TASK STATEMENT » Where does the string "screenshot" appear in the records? Copy every line that contains it.

EXERCISE INPUT »
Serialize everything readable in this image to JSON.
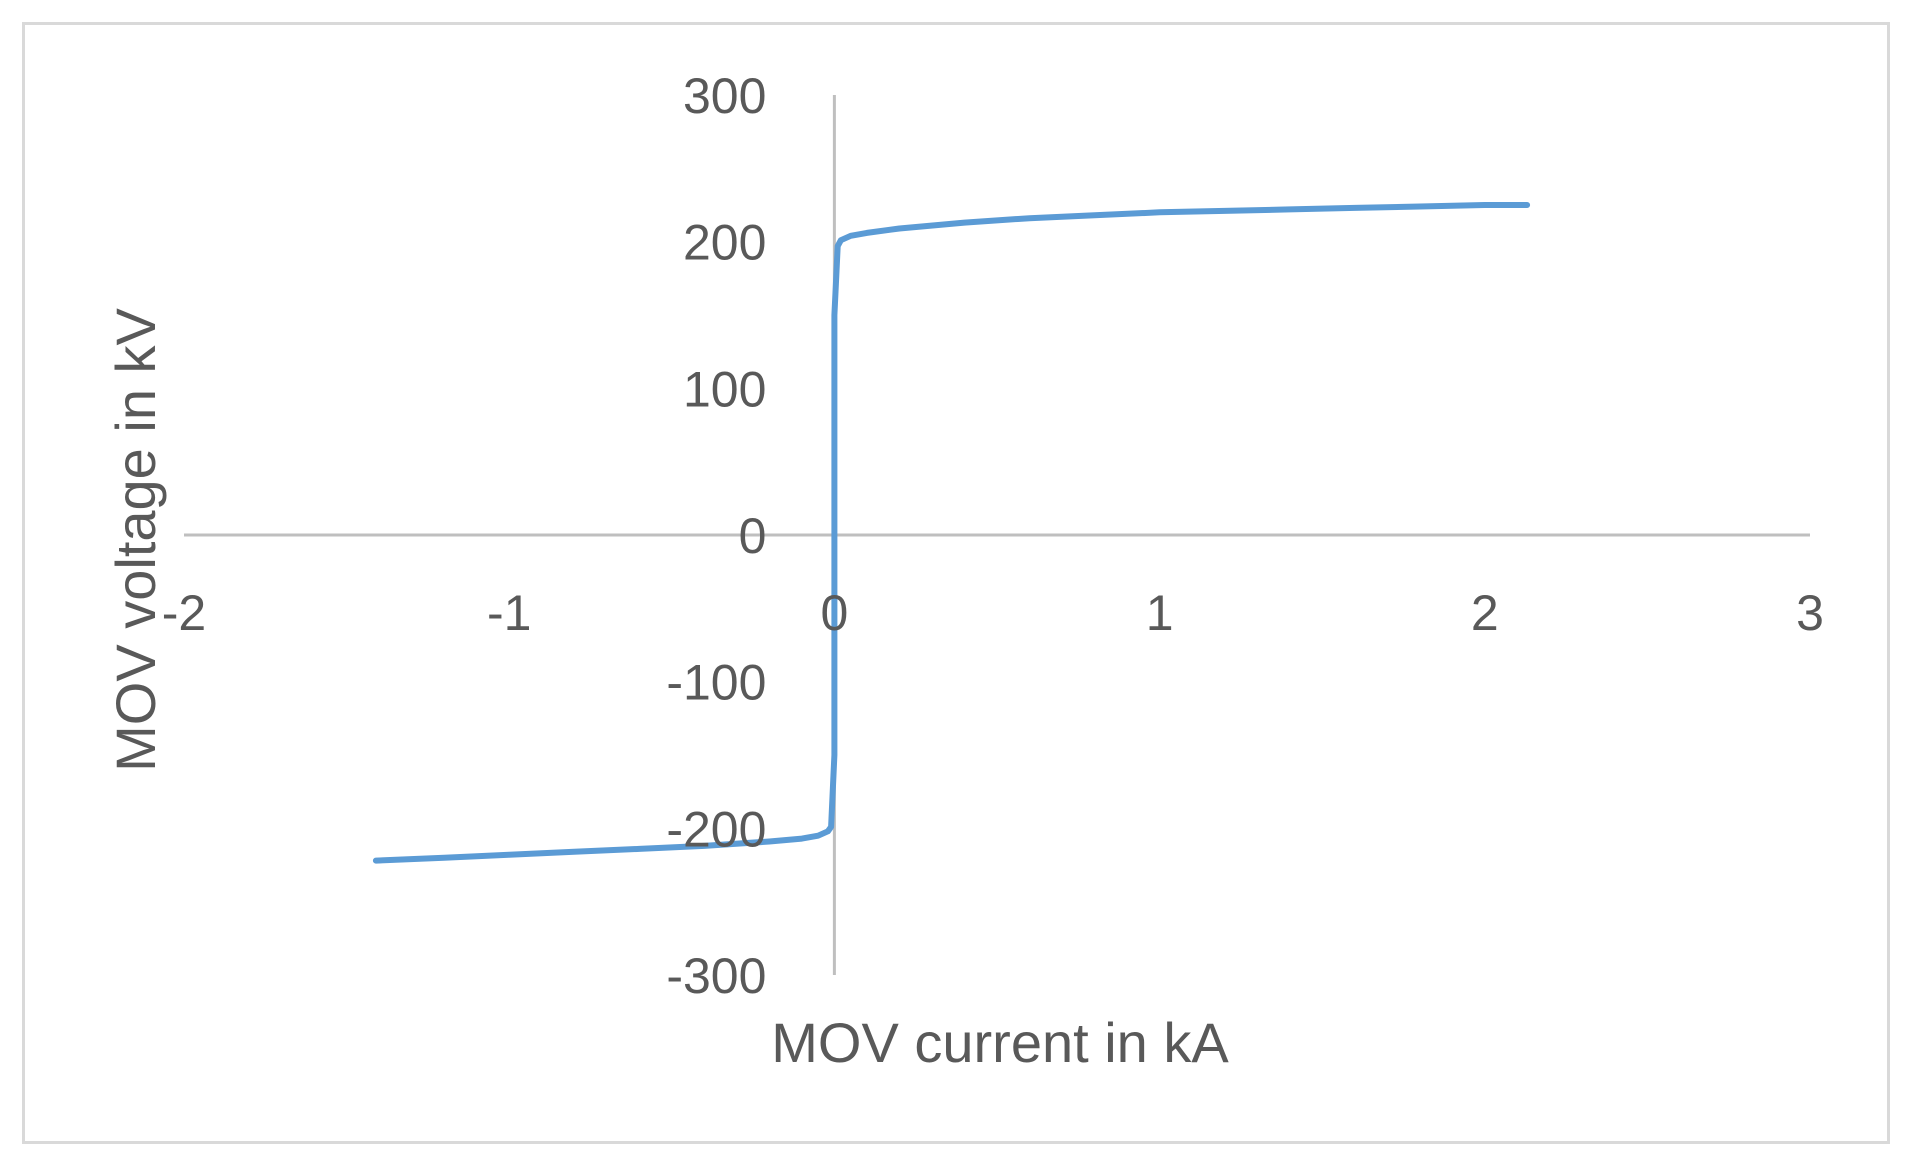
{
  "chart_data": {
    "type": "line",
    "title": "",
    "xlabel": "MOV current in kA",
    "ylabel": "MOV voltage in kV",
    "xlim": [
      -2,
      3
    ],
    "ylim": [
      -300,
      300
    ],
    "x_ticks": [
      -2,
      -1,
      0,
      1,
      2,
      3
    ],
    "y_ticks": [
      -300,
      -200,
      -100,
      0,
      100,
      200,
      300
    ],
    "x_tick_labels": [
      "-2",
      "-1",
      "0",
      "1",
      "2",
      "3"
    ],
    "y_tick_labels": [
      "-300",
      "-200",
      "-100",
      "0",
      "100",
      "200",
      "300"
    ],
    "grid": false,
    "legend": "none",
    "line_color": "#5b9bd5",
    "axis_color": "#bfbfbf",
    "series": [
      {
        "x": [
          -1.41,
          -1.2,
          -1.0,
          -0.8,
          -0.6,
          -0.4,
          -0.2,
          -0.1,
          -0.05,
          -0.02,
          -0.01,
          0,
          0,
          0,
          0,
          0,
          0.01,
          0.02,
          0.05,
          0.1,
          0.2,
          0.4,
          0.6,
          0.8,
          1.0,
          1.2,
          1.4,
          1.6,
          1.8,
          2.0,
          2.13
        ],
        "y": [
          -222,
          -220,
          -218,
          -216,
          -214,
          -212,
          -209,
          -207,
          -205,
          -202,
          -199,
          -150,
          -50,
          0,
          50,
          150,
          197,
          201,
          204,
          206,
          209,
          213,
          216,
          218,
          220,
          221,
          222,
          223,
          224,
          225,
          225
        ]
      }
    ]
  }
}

---

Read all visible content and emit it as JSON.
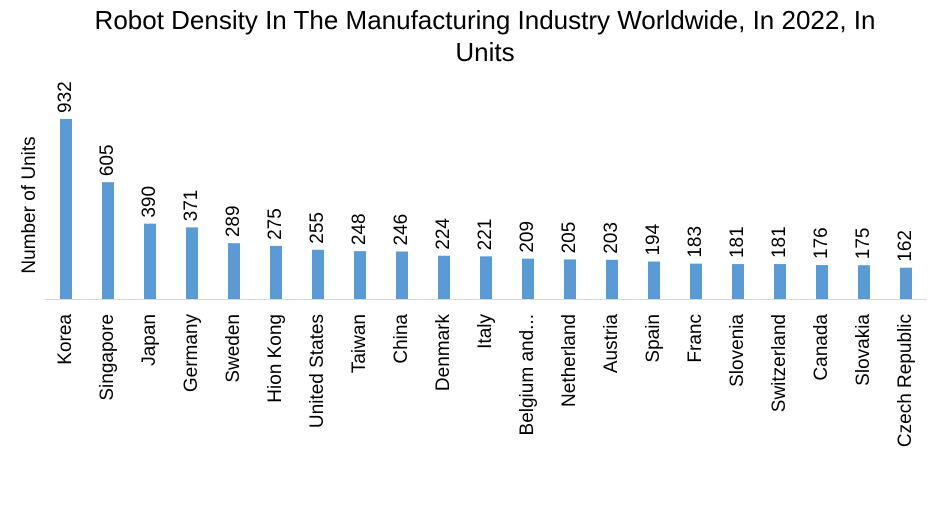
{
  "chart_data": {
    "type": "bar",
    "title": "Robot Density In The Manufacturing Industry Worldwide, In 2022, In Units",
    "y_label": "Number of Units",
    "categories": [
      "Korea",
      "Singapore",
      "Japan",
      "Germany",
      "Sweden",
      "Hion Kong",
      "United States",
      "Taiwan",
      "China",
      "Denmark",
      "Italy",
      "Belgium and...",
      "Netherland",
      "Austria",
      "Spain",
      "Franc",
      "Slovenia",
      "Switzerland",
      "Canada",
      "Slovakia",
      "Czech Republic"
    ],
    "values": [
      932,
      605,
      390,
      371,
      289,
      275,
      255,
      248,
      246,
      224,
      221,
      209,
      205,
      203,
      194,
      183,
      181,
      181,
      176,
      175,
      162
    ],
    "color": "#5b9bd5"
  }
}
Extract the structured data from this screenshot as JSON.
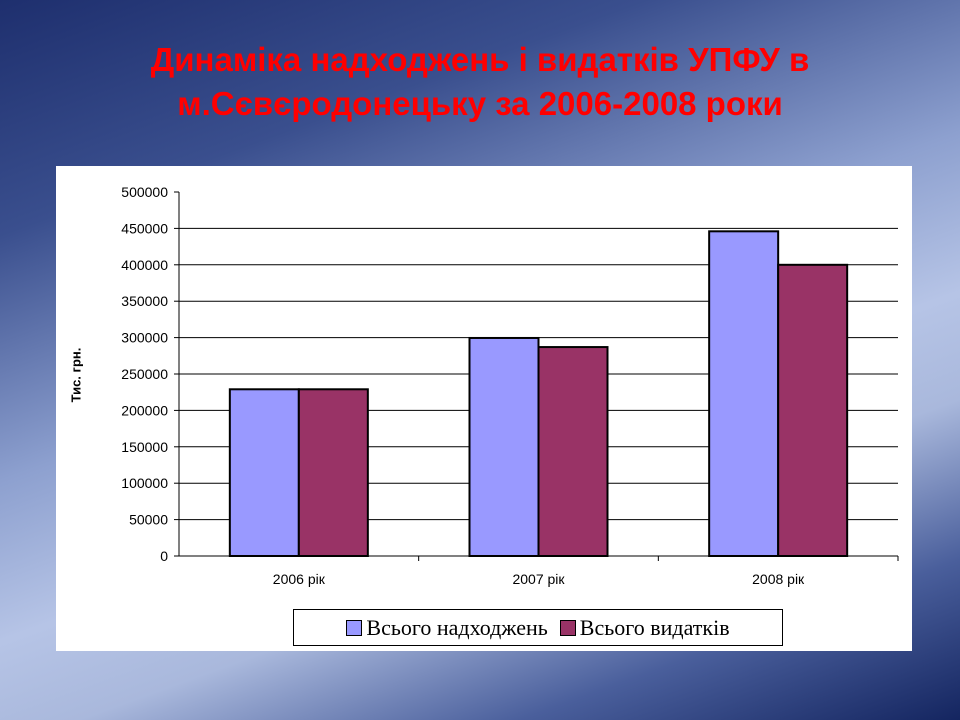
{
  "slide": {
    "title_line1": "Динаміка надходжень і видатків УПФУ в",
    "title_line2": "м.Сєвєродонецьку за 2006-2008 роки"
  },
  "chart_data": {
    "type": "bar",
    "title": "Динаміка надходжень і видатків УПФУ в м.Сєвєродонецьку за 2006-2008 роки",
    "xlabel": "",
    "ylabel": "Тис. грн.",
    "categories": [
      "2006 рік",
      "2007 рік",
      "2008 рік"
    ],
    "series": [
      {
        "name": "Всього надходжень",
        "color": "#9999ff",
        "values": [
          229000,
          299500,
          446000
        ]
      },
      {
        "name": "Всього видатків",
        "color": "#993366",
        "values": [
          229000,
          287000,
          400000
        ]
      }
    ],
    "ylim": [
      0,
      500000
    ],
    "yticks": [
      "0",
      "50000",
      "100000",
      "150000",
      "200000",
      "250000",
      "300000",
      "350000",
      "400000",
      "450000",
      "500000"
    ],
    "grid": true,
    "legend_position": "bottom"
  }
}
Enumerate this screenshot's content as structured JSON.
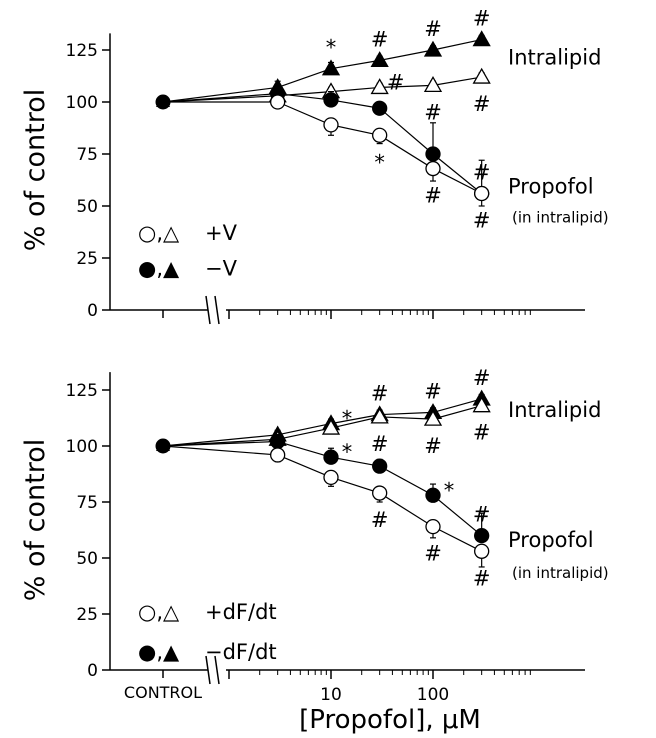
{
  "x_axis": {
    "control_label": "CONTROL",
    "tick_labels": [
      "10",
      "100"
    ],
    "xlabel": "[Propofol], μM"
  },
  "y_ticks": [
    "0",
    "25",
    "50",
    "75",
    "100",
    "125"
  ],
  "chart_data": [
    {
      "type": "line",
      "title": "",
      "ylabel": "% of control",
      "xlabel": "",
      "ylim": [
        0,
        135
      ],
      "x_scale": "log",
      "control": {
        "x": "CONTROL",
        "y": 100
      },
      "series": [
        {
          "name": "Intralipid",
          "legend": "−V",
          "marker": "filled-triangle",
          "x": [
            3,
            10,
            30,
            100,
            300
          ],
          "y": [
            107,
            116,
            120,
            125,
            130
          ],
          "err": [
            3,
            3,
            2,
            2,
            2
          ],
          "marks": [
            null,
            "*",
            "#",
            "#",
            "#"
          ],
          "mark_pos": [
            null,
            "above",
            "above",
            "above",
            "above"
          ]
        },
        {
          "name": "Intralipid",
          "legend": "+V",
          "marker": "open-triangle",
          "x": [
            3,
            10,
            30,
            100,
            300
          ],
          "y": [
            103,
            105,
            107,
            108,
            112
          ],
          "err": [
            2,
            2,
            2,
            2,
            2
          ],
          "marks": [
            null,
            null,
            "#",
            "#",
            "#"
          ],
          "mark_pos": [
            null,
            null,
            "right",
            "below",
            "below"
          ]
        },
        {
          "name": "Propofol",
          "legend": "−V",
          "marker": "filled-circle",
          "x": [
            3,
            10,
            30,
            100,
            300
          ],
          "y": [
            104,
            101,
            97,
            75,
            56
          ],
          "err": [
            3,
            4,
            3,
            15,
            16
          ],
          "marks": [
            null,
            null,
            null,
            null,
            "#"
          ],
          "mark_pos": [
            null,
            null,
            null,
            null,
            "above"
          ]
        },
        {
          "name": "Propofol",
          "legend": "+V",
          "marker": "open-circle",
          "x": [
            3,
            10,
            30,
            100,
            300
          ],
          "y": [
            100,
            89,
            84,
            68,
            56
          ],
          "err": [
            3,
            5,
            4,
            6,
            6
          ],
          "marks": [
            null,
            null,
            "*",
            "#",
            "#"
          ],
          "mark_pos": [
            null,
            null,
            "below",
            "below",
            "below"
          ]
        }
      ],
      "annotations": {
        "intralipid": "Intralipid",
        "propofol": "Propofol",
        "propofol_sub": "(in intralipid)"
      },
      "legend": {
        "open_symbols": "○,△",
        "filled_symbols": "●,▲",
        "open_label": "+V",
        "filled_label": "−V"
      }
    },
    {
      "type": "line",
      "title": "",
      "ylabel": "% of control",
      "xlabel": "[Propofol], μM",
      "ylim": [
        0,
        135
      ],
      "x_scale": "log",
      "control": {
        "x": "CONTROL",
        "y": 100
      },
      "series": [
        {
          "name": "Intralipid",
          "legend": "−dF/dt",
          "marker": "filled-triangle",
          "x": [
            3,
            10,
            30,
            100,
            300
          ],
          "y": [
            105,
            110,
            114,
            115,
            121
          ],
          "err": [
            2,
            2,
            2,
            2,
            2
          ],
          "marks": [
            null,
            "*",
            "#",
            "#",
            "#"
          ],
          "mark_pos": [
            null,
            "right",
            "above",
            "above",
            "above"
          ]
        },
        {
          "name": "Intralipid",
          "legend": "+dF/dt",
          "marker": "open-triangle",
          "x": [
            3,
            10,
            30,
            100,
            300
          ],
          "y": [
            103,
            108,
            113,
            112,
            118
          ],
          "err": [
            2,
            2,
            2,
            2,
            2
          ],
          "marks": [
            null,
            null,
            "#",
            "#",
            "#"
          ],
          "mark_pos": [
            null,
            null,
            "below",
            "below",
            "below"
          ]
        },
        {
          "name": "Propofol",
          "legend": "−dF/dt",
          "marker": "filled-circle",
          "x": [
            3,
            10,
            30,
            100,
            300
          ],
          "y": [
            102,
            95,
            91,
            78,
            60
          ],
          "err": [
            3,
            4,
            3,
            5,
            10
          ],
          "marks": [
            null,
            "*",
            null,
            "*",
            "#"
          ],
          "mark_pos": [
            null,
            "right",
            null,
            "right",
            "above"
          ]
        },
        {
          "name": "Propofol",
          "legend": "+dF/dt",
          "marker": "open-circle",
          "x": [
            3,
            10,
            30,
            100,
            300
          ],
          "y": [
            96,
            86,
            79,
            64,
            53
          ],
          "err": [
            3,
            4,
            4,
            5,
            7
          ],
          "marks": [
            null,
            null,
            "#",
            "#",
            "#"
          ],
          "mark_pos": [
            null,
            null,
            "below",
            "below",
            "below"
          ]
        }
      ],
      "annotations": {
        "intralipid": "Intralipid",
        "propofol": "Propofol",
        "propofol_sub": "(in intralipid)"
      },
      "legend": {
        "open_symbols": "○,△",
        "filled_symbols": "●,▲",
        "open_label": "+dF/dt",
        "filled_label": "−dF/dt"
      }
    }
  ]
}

COMPLETE RESPONSE »
Extract the structured data from this screenshot as JSON.
Enumerate this screenshot's content as structured JSON.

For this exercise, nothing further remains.